**AIM OF THE TASK:**
Reproduce the lines from the one containing "Patent image size: (586, 668)." through the one containing "The first current", inclusive, swapping "third embodiment" for "third variant" and leaving everything else unchanged.

[Lines of data]
========
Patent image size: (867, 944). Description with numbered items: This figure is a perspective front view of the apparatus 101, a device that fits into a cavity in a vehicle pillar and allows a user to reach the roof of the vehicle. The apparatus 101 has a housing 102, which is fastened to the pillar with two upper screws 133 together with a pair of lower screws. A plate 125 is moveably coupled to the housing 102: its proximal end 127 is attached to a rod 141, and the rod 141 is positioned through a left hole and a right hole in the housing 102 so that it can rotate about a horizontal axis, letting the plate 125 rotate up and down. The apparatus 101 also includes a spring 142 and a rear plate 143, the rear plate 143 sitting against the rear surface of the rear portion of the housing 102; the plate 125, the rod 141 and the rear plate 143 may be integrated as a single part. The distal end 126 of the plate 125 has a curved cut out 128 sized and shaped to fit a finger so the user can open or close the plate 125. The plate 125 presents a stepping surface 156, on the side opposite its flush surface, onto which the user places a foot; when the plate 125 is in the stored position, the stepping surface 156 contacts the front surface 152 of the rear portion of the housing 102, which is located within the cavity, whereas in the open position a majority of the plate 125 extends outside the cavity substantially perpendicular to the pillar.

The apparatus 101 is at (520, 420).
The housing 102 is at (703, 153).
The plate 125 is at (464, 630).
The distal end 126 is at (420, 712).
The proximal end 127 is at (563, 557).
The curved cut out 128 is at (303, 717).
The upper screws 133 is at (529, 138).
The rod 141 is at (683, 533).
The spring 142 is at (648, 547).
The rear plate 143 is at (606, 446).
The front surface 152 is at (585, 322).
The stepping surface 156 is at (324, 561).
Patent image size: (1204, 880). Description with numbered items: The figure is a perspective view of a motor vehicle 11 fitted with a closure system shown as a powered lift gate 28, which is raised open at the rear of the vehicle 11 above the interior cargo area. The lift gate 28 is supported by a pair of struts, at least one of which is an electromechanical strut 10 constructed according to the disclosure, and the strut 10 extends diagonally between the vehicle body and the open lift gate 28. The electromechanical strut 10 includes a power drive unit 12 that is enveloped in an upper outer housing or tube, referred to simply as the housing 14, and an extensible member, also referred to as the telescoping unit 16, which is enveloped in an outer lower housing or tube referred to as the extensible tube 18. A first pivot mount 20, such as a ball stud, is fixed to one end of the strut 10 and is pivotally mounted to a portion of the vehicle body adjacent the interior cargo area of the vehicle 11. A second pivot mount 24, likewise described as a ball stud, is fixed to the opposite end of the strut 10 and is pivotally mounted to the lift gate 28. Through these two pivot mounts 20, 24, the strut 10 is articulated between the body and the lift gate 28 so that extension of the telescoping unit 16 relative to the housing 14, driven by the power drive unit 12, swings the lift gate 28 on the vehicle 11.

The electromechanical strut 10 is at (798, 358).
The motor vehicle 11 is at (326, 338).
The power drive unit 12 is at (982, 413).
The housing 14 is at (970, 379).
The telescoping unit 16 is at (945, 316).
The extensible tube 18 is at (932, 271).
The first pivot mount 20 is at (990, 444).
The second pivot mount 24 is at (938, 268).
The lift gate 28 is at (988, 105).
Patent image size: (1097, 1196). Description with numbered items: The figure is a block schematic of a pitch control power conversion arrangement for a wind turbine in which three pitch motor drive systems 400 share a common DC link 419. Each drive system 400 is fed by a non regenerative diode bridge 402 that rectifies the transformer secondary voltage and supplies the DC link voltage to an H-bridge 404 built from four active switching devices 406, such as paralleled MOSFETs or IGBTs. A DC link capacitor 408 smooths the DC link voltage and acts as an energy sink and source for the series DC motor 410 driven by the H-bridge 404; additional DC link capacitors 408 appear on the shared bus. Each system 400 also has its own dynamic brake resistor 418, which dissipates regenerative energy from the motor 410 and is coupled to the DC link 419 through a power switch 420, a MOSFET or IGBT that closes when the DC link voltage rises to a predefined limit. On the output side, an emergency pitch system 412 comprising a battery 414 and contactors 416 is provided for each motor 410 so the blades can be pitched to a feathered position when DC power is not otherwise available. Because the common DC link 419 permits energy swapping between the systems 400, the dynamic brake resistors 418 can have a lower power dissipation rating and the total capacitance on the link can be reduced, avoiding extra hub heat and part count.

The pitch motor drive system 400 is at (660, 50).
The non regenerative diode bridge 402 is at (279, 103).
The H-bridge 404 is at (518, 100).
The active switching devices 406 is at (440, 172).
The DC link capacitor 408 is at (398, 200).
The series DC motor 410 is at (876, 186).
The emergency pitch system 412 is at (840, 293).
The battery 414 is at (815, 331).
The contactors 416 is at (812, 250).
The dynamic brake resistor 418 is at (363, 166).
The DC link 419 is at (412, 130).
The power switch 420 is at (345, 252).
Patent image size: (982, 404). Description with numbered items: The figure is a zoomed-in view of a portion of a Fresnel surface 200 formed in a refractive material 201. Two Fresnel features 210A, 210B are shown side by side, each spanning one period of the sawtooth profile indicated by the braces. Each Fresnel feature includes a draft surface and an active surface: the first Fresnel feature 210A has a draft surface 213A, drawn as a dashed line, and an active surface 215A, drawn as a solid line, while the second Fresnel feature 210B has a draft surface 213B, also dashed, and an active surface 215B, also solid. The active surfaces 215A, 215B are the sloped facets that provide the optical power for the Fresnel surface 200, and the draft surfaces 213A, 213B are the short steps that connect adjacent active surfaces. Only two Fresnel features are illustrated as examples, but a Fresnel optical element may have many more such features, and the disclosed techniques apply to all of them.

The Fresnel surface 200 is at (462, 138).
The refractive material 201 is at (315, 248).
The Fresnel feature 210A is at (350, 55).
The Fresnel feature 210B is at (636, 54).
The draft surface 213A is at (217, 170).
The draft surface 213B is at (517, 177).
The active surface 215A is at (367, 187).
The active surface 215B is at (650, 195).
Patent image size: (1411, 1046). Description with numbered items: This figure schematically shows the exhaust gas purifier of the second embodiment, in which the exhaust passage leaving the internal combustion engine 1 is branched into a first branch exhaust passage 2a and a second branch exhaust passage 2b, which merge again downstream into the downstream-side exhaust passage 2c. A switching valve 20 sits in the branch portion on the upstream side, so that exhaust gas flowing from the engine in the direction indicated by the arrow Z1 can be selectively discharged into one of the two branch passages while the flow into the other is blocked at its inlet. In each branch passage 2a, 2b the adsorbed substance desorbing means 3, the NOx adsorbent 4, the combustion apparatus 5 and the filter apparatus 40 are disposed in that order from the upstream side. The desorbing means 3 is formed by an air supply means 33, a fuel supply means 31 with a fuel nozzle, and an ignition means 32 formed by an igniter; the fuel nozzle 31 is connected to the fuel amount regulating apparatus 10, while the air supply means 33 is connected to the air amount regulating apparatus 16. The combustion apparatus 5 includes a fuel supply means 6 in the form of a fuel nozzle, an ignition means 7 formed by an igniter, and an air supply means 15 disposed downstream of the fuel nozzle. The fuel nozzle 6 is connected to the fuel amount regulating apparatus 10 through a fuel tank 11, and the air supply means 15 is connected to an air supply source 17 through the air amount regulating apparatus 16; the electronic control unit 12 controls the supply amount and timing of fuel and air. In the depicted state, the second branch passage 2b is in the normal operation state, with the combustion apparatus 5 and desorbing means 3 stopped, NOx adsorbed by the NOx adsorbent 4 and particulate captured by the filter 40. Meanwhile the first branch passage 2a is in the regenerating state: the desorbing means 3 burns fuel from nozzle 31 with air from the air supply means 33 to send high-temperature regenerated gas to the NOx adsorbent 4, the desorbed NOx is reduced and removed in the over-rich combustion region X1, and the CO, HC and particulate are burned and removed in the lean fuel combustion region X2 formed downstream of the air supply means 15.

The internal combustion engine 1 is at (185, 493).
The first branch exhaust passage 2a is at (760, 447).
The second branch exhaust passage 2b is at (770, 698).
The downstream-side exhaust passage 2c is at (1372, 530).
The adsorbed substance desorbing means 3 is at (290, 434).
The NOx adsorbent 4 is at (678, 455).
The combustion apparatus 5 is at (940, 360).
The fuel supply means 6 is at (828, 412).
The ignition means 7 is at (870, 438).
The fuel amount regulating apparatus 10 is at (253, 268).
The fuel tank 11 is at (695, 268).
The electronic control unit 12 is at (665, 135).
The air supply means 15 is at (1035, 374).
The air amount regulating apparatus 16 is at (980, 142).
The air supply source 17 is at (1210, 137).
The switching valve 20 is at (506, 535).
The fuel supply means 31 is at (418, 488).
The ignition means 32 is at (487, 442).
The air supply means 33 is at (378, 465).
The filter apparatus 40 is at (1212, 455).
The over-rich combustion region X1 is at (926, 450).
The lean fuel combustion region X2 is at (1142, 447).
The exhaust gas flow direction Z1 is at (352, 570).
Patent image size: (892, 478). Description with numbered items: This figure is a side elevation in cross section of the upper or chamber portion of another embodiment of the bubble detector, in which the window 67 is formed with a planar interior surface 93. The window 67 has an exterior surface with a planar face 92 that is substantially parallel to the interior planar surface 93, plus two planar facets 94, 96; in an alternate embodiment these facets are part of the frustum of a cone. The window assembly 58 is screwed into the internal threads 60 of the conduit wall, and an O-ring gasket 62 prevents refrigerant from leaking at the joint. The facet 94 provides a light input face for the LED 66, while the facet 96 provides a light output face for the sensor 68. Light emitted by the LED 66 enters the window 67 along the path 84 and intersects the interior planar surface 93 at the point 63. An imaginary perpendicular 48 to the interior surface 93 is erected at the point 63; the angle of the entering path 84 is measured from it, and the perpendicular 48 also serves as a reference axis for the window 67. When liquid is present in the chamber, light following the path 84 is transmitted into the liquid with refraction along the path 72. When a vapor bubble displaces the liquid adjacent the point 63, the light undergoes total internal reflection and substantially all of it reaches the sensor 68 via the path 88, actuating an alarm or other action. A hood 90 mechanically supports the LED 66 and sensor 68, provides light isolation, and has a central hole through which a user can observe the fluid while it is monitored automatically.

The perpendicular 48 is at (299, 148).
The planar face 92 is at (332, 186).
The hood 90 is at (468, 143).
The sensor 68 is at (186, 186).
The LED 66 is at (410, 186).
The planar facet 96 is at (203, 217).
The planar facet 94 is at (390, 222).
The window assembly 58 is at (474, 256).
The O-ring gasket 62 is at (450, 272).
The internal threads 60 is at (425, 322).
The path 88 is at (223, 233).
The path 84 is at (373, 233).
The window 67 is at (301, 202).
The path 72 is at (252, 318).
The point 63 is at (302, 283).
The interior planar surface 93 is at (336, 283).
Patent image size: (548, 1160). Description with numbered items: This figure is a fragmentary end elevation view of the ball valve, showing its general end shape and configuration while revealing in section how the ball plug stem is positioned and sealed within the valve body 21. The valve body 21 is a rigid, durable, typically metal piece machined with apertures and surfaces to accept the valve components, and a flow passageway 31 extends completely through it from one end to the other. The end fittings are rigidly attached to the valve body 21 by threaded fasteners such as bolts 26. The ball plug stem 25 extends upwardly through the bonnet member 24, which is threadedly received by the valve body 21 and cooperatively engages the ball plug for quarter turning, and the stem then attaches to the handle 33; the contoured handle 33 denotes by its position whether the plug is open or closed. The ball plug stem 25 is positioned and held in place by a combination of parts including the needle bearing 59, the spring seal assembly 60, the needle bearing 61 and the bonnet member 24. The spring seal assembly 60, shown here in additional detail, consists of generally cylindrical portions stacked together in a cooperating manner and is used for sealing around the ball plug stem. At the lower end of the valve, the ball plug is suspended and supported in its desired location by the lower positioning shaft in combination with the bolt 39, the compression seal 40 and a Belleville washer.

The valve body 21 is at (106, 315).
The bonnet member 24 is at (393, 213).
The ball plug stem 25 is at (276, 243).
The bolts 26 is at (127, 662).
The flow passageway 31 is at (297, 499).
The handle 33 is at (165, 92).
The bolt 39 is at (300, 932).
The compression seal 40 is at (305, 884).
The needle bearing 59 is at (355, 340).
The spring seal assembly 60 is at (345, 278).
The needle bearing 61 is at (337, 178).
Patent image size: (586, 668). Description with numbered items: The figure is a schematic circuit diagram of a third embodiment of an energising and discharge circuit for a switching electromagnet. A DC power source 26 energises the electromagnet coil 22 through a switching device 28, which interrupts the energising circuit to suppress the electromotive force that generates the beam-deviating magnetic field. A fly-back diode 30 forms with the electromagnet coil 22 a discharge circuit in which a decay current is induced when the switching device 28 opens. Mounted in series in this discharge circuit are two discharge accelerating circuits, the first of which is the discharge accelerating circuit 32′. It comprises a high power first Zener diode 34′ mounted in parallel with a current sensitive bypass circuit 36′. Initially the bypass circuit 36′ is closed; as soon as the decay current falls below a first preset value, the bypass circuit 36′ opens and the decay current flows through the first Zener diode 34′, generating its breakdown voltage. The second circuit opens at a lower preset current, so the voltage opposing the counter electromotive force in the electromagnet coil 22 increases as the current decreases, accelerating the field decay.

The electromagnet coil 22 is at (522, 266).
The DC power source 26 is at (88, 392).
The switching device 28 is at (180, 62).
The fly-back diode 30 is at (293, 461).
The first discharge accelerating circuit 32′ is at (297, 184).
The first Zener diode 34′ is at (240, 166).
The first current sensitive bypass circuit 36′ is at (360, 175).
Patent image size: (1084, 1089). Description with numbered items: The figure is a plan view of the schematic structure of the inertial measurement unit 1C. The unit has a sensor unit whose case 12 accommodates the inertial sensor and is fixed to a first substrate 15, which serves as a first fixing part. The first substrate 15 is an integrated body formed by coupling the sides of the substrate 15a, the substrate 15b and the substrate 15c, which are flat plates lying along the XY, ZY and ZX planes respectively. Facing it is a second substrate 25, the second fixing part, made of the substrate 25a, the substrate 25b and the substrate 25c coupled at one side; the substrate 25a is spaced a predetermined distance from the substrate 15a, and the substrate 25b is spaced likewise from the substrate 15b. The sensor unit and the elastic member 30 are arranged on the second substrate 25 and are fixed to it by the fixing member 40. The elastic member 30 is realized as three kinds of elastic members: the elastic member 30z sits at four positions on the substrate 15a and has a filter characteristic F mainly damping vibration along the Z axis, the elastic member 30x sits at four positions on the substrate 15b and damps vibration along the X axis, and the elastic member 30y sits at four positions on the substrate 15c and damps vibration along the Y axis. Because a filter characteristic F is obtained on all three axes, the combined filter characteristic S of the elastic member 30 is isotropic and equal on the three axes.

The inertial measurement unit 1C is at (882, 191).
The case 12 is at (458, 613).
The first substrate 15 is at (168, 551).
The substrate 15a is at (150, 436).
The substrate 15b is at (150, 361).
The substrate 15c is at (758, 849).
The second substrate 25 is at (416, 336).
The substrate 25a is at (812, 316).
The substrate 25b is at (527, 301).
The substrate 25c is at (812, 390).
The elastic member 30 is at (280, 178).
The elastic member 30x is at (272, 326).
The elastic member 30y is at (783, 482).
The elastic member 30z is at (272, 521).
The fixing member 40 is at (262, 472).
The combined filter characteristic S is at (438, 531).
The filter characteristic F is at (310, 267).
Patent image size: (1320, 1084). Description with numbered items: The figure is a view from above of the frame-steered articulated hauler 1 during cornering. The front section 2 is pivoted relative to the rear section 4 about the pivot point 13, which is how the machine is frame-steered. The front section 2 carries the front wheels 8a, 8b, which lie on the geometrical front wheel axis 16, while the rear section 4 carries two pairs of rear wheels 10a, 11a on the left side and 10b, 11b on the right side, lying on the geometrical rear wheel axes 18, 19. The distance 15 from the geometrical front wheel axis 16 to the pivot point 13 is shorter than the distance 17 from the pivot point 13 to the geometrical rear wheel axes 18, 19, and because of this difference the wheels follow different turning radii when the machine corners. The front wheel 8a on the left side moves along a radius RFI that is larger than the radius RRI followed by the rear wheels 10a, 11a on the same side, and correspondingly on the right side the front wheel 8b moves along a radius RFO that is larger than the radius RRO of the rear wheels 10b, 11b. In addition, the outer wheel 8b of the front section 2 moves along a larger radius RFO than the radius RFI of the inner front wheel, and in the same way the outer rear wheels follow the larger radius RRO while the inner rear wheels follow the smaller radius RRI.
========
**TASK OUTPUT:**
Patent image size: (586, 668). Description with numbered items: The figure is a schematic circuit diagram of a third variant of an energising and discharge circuit for a switching electromagnet. A DC power source 26 energises the electromagnet coil 22 through a switching device 28, which interrupts the energising circuit to suppress the electromotive force that generates the beam-deviating magnetic field. A fly-back diode 30 forms with the electromagnet coil 22 a discharge circuit in which a decay current is induced when the switching device 28 opens. Mounted in series in this discharge circuit are two discharge accelerating circuits, the first of which is the discharge accelerating circuit 32′. It comprises a high power first Zener diode 34′ mounted in parallel with a current sensitive bypass circuit 36′. Initially the bypass circuit 36′ is closed; as soon as the decay current falls below a first preset value, the bypass circuit 36′ opens and the decay current flows through the first Zener diode 34′, generating its breakdown voltage. The second circuit opens at a lower preset current, so the voltage opposing the counter electromotive force in the electromagnet coil 22 increases as the current decreases, accelerating the field decay.

The electromagnet coil 22 is at (522, 266).
The DC power source 26 is at (88, 392).
The switching device 28 is at (180, 62).
The fly-back diode 30 is at (293, 461).
The first discharge accelerating circuit 32′ is at (297, 184).
The first Zener diode 34′ is at (240, 166).
The first current sensitive bypass circuit 36′ is at (360, 175).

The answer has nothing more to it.